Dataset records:
▼

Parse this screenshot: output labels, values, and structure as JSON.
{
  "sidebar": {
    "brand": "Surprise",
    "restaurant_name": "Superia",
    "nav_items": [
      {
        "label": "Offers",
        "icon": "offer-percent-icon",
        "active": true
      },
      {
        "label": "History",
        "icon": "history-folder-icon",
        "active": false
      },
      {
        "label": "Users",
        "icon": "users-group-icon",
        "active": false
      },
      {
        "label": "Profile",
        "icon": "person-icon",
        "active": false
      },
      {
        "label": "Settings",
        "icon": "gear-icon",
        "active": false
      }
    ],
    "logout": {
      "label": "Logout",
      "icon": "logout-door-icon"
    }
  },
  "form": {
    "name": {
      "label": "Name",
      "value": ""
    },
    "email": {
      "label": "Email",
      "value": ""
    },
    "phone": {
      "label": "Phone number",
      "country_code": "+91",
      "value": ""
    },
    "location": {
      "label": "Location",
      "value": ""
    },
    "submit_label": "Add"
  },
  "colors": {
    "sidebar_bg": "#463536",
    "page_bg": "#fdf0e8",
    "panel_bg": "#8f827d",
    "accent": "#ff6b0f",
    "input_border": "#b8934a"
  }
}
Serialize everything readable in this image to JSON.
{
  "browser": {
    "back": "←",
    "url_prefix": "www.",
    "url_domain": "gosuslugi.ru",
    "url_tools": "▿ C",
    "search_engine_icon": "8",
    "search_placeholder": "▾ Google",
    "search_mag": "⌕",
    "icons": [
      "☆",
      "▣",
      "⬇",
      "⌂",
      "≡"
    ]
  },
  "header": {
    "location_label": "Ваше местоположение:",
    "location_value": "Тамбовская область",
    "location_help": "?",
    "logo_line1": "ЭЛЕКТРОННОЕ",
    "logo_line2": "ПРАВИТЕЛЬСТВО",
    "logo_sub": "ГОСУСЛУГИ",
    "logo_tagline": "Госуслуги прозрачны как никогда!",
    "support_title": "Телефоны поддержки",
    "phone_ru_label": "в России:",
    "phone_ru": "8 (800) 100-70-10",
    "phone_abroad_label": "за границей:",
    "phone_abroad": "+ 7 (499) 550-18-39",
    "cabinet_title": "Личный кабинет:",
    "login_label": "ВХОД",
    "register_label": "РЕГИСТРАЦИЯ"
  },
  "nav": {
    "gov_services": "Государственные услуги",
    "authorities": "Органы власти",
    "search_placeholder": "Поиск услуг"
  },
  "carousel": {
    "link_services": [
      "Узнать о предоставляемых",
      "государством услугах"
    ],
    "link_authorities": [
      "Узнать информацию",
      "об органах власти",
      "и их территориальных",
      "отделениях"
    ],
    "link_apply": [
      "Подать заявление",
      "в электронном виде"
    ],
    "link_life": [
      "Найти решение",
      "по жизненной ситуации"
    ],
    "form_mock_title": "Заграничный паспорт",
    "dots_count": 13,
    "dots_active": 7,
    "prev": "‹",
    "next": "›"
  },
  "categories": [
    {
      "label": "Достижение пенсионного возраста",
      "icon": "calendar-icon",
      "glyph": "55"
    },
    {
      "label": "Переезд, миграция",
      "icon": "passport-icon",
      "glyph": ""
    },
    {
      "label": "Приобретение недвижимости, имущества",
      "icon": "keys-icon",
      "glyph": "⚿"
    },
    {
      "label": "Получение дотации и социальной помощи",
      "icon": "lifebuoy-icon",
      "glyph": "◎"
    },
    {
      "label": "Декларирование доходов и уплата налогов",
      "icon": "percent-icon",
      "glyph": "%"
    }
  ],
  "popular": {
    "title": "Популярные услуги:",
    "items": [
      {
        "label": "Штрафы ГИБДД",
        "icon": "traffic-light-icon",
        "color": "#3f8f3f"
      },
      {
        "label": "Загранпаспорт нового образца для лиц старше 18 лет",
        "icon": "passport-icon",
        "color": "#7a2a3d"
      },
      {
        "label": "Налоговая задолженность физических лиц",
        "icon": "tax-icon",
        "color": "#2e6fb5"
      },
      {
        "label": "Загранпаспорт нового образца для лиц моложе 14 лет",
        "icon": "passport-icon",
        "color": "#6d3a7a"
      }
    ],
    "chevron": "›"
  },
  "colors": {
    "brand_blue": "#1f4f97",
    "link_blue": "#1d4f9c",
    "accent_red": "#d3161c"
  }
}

▲

### The task
Repeat all the entries word for word.

### Reply
Parse this screenshot: output labels, values, and structure as JSON.
{
  "sidebar": {
    "brand": "Surprise",
    "restaurant_name": "Superia",
    "nav_items": [
      {
        "label": "Offers",
        "icon": "offer-percent-icon",
        "active": true
      },
      {
        "label": "History",
        "icon": "history-folder-icon",
        "active": false
      },
      {
        "label": "Users",
        "icon": "users-group-icon",
        "active": false
      },
      {
        "label": "Profile",
        "icon": "person-icon",
        "active": false
      },
      {
        "label": "Settings",
        "icon": "gear-icon",
        "active": false
      }
    ],
    "logout": {
      "label": "Logout",
      "icon": "logout-door-icon"
    }
  },
  "form": {
    "name": {
      "label": "Name",
      "value": ""
    },
    "email": {
      "label": "Email",
      "value": ""
    },
    "phone": {
      "label": "Phone number",
      "country_code": "+91",
      "value": ""
    },
    "location": {
      "label": "Location",
      "value": ""
    },
    "submit_label": "Add"
  },
  "colors": {
    "sidebar_bg": "#463536",
    "page_bg": "#fdf0e8",
    "panel_bg": "#8f827d",
    "accent": "#ff6b0f",
    "input_border": "#b8934a"
  }
}
Serialize everything readable in this image to JSON.
{
  "browser": {
    "back": "←",
    "url_prefix": "www.",
    "url_domain": "gosuslugi.ru",
    "url_tools": "▿ C",
    "search_engine_icon": "8",
    "search_placeholder": "▾ Google",
    "search_mag": "⌕",
    "icons": [
      "☆",
      "▣",
      "⬇",
      "⌂",
      "≡"
    ]
  },
  "header": {
    "location_label": "Ваше местоположение:",
    "location_value": "Тамбовская область",
    "location_help": "?",
    "logo_line1": "ЭЛЕКТРОННОЕ",
    "logo_line2": "ПРАВИТЕЛЬСТВО",
    "logo_sub": "ГОСУСЛУГИ",
    "logo_tagline": "Госуслуги прозрачны как никогда!",
    "support_title": "Телефоны поддержки",
    "phone_ru_label": "в России:",
    "phone_ru": "8 (800) 100-70-10",
    "phone_abroad_label": "за границей:",
    "phone_abroad": "+ 7 (499) 550-18-39",
    "cabinet_title": "Личный кабинет:",
    "login_label": "ВХОД",
    "register_label": "РЕГИСТРАЦИЯ"
  },
  "nav": {
    "gov_services": "Государственные услуги",
    "authorities": "Органы власти",
    "search_placeholder": "Поиск услуг"
  },
  "carousel": {
    "link_services": [
      "Узнать о предоставляемых",
      "государством услугах"
    ],
    "link_authorities": [
      "Узнать информацию",
      "об органах власти",
      "и их территориальных",
      "отделениях"
    ],
    "link_apply": [
      "Подать заявление",
      "в электронном виде"
    ],
    "link_life": [
      "Найти решение",
      "по жизненной ситуации"
    ],
    "form_mock_title": "Заграничный паспорт",
    "dots_count": 13,
    "dots_active": 7,
    "prev": "‹",
    "next": "›"
  },
  "categories": [
    {
      "label": "Достижение пенсионного возраста",
      "icon": "calendar-icon",
      "glyph": "55"
    },
    {
      "label": "Переезд, миграция",
      "icon": "passport-icon",
      "glyph": ""
    },
    {
      "label": "Приобретение недвижимости, имущества",
      "icon": "keys-icon",
      "glyph": "⚿"
    },
    {
      "label": "Получение дотации и социальной помощи",
      "icon": "lifebuoy-icon",
      "glyph": "◎"
    },
    {
      "label": "Декларирование доходов и уплата налогов",
      "icon": "percent-icon",
      "glyph": "%"
    }
  ],
  "popular": {
    "title": "Популярные услуги:",
    "items": [
      {
        "label": "Штрафы ГИБДД",
        "icon": "traffic-light-icon",
        "color": "#3f8f3f"
      },
      {
        "label": "Загранпаспорт нового образца для лиц старше 18 лет",
        "icon": "passport-icon",
        "color": "#7a2a3d"
      },
      {
        "label": "Налоговая задолженность физических лиц",
        "icon": "tax-icon",
        "color": "#2e6fb5"
      },
      {
        "label": "Загранпаспорт нового образца для лиц моложе 14 лет",
        "icon": "passport-icon",
        "color": "#6d3a7a"
      }
    ],
    "chevron": "›"
  },
  "colors": {
    "brand_blue": "#1f4f97",
    "link_blue": "#1d4f9c",
    "accent_red": "#d3161c"
  }
}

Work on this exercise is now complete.